**TASK REQUIREMENTS**
Filter these entries so that only lines with the word "cazul" remain.

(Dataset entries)

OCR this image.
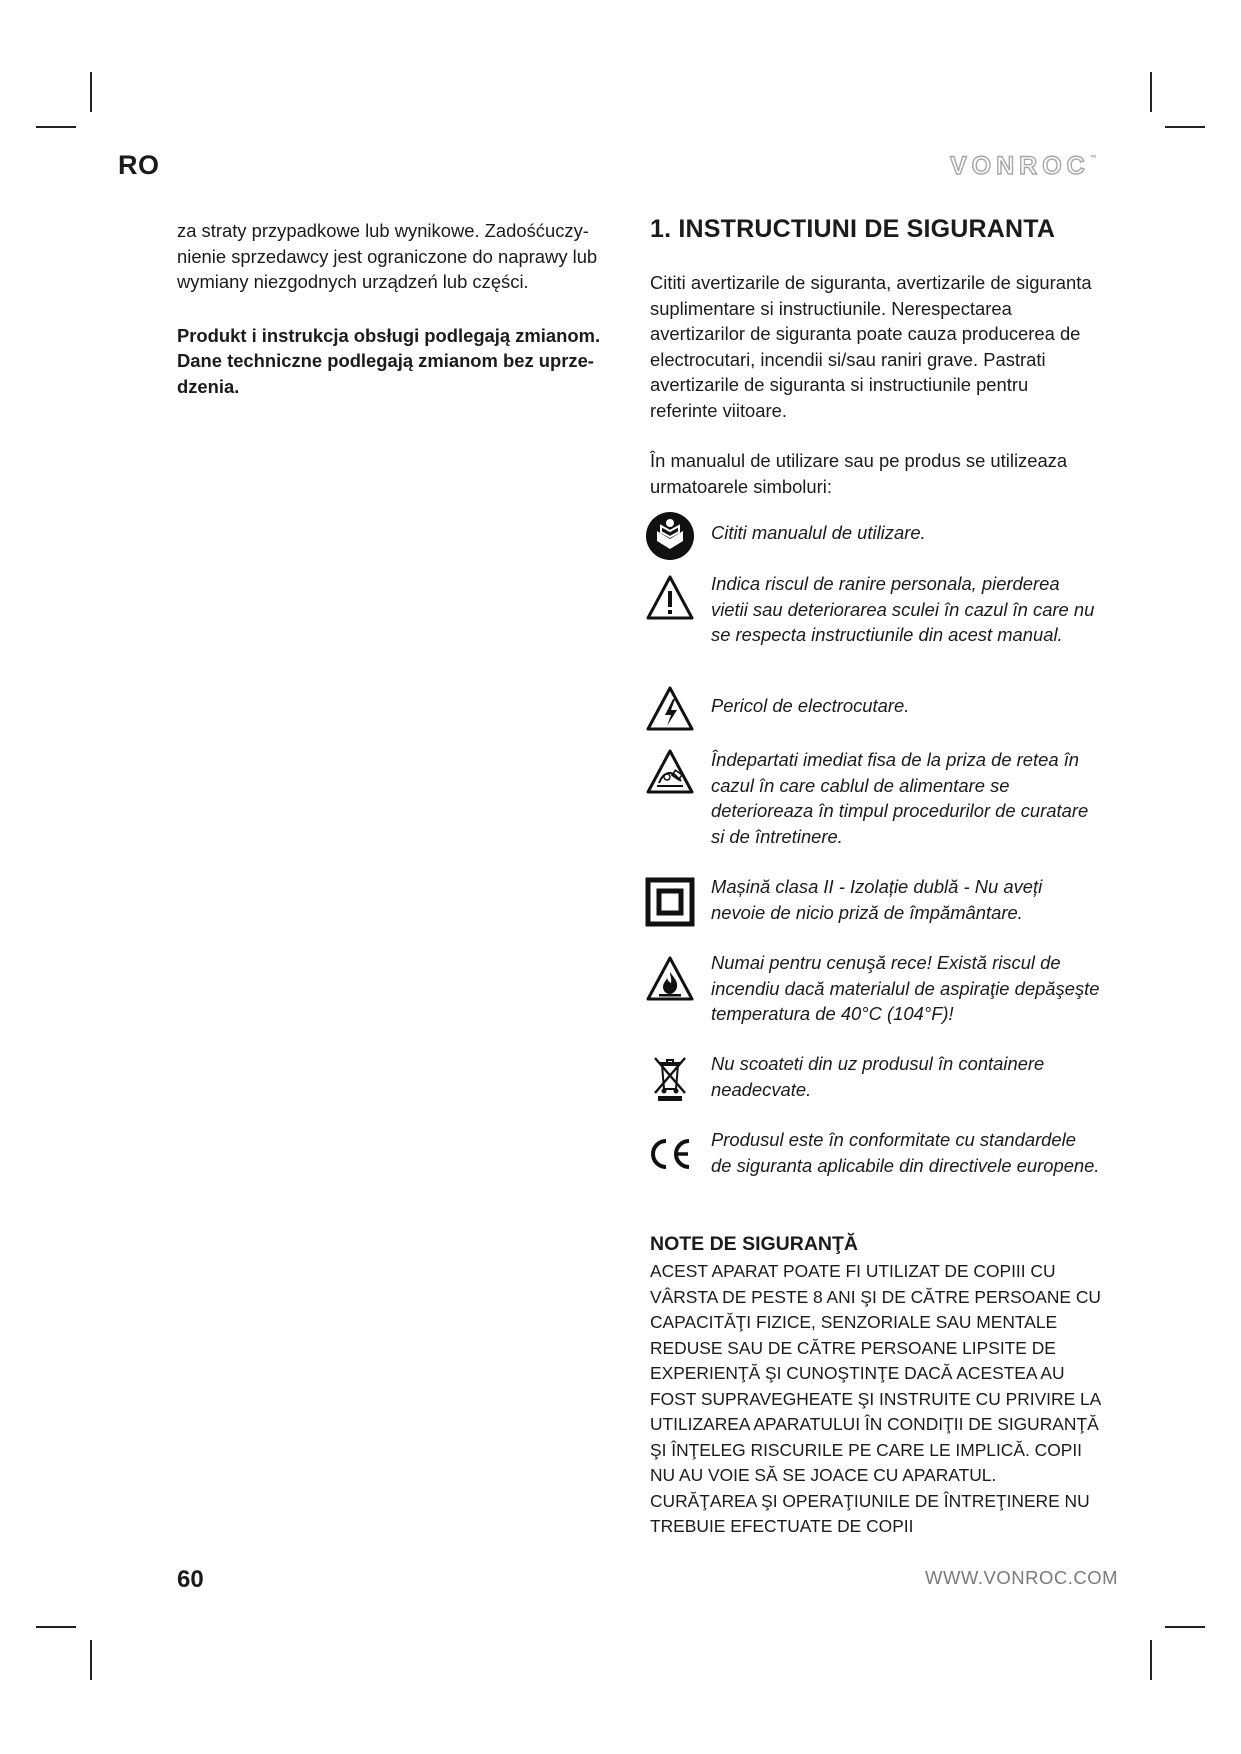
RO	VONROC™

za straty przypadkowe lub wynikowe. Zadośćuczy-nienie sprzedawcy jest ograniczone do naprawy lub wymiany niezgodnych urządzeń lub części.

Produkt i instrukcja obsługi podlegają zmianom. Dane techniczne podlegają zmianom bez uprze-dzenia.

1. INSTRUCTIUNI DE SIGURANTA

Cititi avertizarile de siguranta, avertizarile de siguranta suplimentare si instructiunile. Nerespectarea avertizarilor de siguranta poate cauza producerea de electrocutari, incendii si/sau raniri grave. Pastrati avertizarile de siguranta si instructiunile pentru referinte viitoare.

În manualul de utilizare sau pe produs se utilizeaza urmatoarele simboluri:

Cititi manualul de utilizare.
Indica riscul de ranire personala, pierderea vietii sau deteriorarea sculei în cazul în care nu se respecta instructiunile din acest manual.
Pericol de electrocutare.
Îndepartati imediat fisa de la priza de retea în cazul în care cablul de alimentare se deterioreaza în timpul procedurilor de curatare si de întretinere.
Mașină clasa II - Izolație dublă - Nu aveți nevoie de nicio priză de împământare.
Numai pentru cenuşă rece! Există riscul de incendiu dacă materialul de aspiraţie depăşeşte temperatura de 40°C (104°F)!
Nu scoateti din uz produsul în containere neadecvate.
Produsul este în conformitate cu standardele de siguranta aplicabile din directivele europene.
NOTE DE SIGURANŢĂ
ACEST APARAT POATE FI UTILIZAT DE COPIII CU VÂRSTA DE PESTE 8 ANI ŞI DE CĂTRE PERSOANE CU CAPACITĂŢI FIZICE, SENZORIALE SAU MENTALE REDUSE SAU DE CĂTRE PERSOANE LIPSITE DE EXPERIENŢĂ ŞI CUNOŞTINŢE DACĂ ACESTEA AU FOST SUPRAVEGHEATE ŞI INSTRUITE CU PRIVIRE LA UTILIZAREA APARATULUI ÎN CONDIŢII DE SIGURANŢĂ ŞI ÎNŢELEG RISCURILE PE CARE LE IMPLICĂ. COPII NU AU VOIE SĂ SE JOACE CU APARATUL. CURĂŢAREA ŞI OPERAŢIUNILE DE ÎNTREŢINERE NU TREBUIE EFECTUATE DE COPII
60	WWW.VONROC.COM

**CORRECT RESPONSE**
Indica riscul de ranire personala, pierderea vietii sau deteriorarea sculei în cazul în care nu se respecta instructiunile din acest manual.
Îndepartati imediat fisa de la priza de retea în cazul în care cablul de alimentare se deterioreaza în timpul procedurilor de curatare si de întretinere.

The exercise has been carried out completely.